Stored items from a collection:
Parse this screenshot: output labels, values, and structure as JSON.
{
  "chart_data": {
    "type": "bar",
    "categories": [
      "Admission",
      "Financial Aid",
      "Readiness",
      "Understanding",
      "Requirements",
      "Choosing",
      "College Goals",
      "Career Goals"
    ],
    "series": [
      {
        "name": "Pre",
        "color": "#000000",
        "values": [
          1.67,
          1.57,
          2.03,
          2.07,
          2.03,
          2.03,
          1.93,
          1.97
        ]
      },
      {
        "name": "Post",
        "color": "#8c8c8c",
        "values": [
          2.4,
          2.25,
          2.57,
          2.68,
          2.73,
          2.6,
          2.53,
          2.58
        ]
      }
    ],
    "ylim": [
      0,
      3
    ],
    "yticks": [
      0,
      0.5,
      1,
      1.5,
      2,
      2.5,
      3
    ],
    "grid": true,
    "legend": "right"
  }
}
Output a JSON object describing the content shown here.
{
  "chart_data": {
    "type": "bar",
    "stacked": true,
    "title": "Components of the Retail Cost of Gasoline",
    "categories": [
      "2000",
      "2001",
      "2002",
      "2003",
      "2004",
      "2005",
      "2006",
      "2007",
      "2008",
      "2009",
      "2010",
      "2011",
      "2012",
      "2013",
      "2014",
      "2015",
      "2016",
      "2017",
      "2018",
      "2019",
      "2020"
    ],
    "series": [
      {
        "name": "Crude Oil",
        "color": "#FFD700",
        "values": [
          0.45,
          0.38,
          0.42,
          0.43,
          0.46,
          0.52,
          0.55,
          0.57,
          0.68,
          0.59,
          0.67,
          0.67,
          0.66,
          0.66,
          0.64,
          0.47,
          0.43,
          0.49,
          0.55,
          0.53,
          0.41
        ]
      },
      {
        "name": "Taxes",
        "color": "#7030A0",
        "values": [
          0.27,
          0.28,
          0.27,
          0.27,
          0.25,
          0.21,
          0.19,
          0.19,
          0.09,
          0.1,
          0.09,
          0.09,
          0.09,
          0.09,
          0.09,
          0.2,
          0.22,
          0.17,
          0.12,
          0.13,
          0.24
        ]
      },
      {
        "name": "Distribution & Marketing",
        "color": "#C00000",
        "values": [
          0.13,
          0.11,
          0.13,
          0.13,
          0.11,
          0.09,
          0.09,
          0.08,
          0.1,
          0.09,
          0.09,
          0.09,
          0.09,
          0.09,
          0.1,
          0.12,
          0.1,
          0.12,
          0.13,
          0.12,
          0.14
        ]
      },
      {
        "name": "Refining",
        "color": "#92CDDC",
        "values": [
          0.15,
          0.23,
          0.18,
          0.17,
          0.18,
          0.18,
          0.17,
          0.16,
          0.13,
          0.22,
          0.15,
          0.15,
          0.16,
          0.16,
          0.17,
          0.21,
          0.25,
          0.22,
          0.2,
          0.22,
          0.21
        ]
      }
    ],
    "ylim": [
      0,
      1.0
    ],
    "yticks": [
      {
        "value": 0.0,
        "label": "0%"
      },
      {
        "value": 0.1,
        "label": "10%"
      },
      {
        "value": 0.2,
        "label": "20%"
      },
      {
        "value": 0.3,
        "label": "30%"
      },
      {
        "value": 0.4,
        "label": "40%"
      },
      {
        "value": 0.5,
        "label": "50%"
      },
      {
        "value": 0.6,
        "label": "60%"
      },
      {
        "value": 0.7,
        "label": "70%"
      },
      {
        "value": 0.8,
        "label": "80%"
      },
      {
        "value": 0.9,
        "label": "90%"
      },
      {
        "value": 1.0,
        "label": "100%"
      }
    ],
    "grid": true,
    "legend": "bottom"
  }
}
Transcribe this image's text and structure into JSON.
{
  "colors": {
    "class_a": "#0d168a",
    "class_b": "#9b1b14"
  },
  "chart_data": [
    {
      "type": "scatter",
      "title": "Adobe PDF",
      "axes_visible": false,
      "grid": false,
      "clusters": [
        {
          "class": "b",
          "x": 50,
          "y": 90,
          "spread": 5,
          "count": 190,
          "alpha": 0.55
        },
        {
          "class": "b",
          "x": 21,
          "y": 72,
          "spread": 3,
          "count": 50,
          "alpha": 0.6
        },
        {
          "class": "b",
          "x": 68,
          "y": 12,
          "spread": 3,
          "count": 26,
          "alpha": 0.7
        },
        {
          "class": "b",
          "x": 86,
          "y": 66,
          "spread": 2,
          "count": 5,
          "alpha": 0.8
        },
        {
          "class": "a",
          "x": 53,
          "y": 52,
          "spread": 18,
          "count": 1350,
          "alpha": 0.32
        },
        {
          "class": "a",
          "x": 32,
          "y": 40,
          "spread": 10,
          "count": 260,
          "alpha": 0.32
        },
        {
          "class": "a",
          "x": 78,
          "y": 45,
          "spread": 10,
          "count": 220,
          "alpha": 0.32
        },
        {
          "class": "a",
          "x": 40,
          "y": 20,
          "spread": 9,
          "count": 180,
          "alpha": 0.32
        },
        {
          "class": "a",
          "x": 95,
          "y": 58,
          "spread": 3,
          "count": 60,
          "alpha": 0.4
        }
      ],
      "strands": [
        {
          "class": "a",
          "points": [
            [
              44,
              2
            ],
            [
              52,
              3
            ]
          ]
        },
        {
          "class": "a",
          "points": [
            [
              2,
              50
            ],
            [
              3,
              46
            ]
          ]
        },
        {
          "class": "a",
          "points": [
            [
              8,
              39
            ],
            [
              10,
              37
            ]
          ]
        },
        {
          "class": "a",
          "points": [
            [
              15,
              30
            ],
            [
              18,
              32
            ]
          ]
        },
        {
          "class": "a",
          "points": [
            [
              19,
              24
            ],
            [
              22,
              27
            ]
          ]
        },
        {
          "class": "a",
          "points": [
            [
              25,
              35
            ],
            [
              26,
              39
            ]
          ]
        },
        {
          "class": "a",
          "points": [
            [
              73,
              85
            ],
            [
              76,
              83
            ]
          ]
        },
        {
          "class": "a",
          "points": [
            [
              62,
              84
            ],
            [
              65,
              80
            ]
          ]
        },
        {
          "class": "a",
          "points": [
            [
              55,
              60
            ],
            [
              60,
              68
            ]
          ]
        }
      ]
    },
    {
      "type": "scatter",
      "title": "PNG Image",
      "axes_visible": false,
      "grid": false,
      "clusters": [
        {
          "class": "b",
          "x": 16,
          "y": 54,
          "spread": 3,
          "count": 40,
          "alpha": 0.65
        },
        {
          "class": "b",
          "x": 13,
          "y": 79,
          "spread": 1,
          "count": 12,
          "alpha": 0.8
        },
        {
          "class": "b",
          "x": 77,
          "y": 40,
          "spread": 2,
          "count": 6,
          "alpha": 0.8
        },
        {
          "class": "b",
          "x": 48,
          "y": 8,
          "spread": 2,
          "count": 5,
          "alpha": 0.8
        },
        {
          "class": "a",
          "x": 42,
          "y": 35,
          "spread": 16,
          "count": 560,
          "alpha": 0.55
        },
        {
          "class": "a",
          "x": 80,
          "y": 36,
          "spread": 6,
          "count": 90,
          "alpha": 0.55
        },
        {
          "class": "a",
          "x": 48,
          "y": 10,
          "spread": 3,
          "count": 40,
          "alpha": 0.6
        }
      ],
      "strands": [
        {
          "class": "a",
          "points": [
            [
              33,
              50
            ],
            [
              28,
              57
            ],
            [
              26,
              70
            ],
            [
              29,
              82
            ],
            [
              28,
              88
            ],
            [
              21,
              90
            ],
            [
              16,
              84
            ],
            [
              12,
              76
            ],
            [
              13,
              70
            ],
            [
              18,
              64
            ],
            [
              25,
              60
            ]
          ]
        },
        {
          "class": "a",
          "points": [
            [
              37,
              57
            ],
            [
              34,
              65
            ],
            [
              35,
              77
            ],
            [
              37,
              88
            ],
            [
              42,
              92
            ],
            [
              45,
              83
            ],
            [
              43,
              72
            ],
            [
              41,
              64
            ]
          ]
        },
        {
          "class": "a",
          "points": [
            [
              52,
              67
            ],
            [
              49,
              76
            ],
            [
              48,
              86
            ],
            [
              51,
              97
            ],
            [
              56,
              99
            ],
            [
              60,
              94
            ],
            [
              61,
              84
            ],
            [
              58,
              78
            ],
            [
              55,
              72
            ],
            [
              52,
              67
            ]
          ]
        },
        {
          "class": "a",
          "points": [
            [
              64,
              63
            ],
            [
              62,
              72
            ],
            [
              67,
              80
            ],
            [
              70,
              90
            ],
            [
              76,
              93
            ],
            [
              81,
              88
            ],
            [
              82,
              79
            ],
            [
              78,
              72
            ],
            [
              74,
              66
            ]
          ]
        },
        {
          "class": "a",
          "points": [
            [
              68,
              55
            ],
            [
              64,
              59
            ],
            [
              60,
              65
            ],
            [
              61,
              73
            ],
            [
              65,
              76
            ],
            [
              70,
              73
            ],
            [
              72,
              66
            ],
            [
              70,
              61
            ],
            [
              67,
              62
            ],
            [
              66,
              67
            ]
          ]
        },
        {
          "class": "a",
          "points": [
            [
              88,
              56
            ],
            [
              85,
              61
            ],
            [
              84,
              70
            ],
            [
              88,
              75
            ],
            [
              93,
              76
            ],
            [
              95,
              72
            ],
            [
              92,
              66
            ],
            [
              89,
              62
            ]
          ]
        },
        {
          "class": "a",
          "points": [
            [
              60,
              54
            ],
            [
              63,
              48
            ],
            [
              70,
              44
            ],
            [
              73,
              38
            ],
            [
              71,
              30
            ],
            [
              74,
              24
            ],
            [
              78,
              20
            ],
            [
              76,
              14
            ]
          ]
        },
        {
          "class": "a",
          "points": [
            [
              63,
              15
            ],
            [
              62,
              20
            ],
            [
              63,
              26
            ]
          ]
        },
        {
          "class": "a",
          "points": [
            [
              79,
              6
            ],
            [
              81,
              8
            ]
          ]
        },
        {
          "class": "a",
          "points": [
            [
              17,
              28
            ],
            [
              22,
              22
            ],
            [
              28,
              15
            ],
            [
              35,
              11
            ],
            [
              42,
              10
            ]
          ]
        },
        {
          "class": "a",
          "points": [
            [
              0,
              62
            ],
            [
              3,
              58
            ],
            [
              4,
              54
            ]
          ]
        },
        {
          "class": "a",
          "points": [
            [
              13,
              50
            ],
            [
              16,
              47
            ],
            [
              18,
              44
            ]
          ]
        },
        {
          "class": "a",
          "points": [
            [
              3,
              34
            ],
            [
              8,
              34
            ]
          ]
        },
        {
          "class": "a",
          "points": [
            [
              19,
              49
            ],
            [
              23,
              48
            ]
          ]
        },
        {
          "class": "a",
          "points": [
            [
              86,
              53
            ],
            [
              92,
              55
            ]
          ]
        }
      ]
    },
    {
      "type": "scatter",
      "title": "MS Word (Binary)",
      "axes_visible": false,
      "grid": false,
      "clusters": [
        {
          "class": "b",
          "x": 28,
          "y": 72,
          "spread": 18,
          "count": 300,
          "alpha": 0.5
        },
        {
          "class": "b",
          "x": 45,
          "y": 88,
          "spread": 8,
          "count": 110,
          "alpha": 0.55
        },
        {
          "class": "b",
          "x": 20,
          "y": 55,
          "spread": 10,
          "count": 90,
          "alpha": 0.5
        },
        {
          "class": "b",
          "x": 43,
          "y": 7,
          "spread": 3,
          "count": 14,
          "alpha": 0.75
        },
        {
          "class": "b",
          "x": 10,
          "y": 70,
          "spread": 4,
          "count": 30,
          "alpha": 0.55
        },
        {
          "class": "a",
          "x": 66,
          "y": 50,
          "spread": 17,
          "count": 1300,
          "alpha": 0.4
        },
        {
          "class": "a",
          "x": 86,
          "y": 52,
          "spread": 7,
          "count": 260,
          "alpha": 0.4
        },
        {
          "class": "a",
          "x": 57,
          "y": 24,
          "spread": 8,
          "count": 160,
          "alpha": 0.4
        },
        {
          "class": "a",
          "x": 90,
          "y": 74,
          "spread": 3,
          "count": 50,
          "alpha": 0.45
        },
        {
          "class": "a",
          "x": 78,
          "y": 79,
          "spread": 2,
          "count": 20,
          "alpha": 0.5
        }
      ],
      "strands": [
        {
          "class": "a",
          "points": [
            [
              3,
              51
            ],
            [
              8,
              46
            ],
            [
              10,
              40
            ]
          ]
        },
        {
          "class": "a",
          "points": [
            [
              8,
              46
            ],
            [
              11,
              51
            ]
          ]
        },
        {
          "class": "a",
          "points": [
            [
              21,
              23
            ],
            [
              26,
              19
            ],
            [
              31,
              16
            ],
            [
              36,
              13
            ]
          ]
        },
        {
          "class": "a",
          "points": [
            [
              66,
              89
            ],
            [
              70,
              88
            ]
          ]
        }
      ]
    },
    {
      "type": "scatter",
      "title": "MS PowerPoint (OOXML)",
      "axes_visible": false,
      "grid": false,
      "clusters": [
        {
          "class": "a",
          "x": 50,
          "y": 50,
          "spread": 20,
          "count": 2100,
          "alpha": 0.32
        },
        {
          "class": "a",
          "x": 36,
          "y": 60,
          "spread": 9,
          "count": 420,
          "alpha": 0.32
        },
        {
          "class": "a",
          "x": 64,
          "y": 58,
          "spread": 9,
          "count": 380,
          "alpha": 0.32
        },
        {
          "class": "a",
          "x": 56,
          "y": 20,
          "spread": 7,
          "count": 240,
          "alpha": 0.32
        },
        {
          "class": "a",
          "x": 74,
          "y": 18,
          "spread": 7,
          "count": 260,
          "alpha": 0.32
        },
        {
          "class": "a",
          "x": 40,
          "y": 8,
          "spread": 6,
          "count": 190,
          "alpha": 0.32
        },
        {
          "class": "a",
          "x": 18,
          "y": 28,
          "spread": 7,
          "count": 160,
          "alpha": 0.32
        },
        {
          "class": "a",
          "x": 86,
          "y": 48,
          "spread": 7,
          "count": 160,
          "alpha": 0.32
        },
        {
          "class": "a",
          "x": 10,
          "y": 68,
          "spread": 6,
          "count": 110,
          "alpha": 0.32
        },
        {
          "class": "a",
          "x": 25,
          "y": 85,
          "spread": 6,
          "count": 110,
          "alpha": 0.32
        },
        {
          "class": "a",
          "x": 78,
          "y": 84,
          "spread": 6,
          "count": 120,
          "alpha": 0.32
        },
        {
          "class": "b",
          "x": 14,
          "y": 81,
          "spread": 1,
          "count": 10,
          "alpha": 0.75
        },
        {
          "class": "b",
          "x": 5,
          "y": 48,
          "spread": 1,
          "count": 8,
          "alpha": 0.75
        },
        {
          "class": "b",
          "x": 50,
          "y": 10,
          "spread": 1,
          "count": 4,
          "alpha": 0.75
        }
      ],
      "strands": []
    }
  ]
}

EXERCISE DETAILS:
Looking at the entries above, say how many lines contain the word "this". Only the number is wanted.

SOLUTION BELOW:
2